Data entries for graphics
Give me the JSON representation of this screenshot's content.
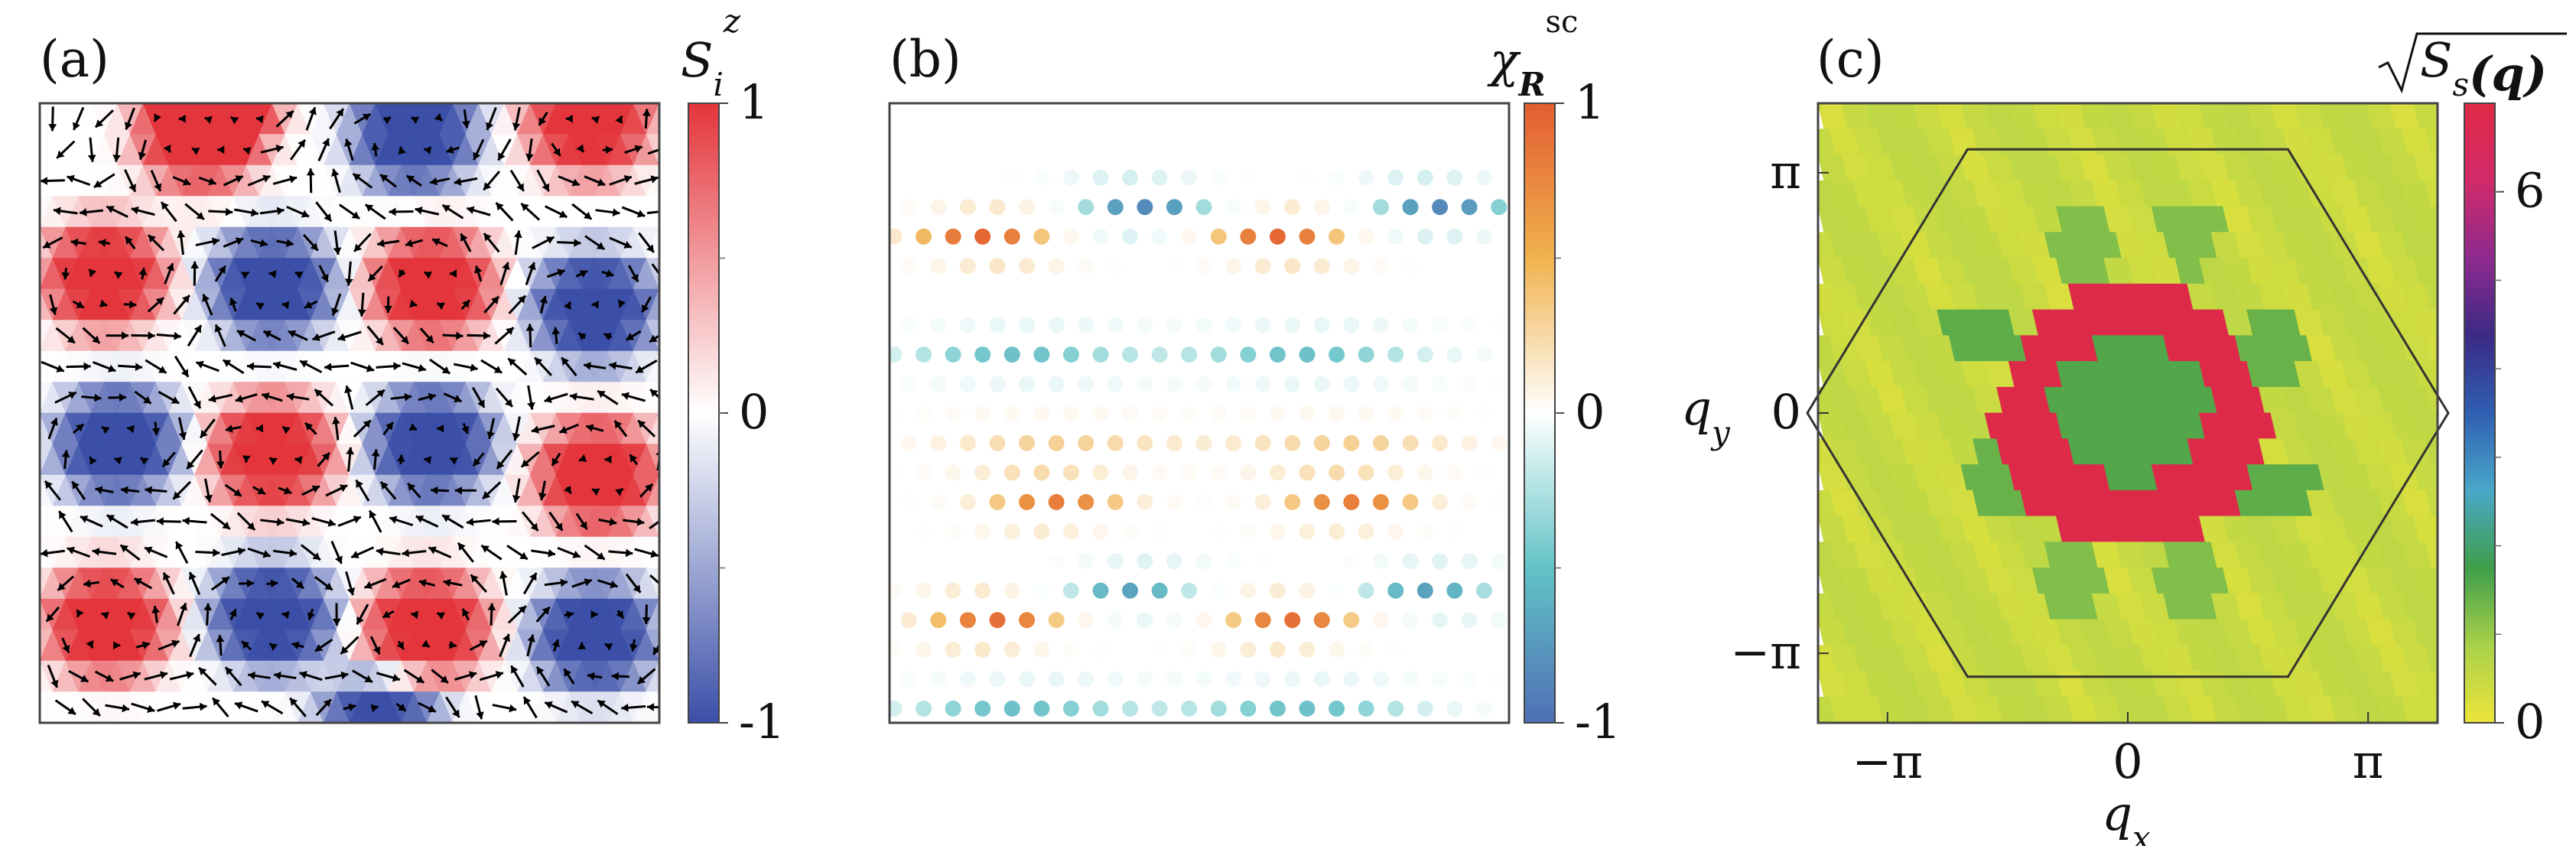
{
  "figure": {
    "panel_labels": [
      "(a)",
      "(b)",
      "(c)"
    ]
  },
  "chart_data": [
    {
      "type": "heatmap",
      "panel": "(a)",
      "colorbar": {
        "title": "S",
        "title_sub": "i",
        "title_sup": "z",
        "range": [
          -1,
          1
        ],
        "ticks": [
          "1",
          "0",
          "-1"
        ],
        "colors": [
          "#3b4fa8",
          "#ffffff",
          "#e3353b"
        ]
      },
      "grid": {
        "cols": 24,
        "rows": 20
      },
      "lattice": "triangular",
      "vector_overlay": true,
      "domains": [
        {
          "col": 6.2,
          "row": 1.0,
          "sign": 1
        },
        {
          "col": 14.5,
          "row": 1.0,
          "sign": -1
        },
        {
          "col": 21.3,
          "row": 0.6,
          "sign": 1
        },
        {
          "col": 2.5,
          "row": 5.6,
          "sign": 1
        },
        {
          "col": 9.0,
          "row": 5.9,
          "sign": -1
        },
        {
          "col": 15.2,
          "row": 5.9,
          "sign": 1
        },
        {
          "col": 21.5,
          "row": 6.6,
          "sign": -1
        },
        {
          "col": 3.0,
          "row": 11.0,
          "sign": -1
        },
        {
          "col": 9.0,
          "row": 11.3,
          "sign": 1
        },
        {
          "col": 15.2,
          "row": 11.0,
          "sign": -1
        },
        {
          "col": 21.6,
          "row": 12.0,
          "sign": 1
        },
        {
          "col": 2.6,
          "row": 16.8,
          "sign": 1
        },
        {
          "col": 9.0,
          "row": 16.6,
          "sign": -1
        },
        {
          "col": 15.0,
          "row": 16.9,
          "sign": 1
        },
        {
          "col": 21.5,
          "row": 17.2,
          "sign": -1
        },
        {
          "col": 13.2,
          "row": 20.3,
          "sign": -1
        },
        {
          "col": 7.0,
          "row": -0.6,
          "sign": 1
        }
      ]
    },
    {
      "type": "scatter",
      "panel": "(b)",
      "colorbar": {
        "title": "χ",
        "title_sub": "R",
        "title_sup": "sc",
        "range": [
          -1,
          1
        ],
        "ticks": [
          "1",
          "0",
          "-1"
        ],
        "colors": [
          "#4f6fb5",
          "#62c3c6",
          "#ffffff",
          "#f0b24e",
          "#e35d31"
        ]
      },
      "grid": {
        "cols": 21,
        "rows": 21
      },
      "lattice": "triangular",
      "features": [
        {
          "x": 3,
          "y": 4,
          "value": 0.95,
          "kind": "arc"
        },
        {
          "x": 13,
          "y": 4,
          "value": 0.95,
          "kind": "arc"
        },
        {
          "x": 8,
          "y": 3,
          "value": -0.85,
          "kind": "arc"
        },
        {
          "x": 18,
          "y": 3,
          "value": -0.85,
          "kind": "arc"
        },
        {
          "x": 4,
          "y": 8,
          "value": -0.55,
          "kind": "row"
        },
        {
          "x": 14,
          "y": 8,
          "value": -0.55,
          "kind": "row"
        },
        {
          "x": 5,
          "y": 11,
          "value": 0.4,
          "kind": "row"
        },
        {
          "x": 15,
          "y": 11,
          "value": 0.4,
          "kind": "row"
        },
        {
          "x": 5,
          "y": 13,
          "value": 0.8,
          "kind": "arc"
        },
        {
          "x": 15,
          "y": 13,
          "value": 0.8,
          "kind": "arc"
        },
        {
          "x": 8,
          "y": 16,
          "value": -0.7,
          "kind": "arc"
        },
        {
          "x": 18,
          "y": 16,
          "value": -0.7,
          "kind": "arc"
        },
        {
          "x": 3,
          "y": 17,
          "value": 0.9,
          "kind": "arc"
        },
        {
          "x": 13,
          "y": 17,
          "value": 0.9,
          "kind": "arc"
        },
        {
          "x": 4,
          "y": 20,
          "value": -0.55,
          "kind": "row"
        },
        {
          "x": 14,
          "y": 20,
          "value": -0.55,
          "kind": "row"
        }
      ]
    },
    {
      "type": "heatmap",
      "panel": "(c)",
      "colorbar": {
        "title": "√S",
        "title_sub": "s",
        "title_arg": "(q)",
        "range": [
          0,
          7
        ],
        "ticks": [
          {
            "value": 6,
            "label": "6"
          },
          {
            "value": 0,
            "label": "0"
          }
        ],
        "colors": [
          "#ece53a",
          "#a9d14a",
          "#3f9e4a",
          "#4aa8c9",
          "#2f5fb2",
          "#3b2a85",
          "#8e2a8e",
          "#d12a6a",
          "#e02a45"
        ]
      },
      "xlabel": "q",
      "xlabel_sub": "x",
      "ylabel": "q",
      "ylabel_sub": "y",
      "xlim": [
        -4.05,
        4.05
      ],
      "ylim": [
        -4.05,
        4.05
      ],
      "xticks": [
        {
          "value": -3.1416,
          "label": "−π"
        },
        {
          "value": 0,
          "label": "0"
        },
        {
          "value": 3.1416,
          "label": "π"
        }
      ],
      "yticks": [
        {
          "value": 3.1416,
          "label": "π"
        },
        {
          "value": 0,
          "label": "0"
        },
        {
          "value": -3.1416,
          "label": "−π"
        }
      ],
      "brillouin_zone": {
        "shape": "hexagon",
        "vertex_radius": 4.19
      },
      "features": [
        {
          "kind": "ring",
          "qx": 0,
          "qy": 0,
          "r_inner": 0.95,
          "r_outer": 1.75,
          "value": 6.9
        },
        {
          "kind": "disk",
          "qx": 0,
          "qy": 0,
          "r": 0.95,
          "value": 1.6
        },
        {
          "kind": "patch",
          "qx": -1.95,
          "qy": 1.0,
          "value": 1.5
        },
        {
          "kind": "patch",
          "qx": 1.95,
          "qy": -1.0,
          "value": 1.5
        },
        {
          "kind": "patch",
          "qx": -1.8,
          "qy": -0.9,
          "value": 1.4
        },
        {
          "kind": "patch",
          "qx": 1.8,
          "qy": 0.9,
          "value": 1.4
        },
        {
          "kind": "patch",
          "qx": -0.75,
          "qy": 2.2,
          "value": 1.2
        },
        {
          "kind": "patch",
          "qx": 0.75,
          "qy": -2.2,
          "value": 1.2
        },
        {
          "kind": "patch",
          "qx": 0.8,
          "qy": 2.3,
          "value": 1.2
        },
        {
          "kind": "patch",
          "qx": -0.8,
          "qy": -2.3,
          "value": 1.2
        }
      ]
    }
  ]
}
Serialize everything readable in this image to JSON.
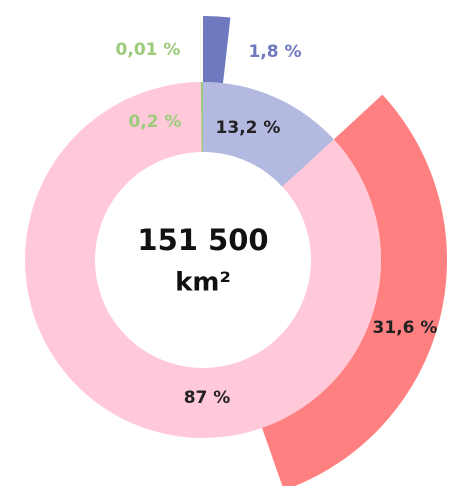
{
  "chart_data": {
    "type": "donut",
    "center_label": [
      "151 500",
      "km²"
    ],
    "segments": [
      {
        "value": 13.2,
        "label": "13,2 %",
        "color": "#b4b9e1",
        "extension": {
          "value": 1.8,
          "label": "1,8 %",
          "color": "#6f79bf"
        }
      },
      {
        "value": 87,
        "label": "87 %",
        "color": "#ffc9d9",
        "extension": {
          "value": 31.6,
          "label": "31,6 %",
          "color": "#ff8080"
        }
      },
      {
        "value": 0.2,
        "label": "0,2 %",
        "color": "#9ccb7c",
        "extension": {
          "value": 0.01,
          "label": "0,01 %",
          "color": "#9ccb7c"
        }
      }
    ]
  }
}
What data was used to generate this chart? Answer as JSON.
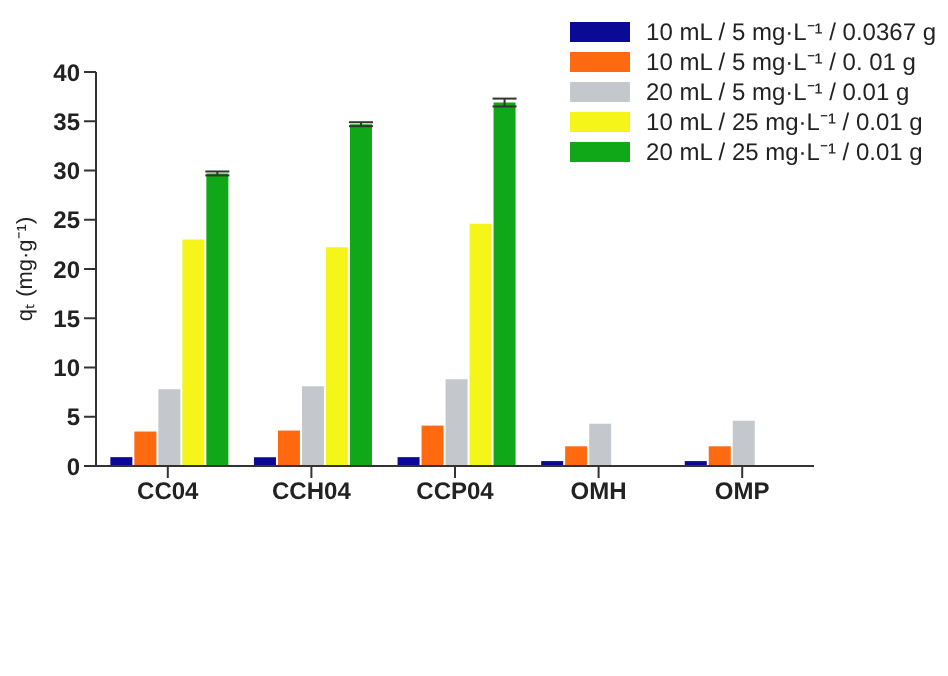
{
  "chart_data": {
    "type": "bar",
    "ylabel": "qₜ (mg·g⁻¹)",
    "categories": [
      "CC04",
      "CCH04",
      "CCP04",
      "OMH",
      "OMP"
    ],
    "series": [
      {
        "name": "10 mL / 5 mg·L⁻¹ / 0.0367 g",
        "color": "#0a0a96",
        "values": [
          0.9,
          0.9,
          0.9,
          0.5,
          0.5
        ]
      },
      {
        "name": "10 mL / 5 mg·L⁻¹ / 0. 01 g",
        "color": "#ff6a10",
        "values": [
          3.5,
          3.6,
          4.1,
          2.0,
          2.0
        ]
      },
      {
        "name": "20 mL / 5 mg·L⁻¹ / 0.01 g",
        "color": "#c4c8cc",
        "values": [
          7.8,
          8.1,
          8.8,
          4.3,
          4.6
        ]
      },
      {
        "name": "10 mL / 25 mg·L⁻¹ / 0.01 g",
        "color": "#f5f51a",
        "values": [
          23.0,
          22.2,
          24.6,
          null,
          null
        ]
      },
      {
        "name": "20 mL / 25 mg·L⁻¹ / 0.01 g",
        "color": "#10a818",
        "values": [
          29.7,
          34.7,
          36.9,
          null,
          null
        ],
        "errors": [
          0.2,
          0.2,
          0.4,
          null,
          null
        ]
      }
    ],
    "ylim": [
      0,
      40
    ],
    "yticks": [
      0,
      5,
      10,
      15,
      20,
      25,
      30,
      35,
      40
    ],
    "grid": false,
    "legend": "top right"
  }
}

*Requirements:*
Among the entries above, how many lines hold the word "type"? Reply with only that number.

*Response to the exercise:*
5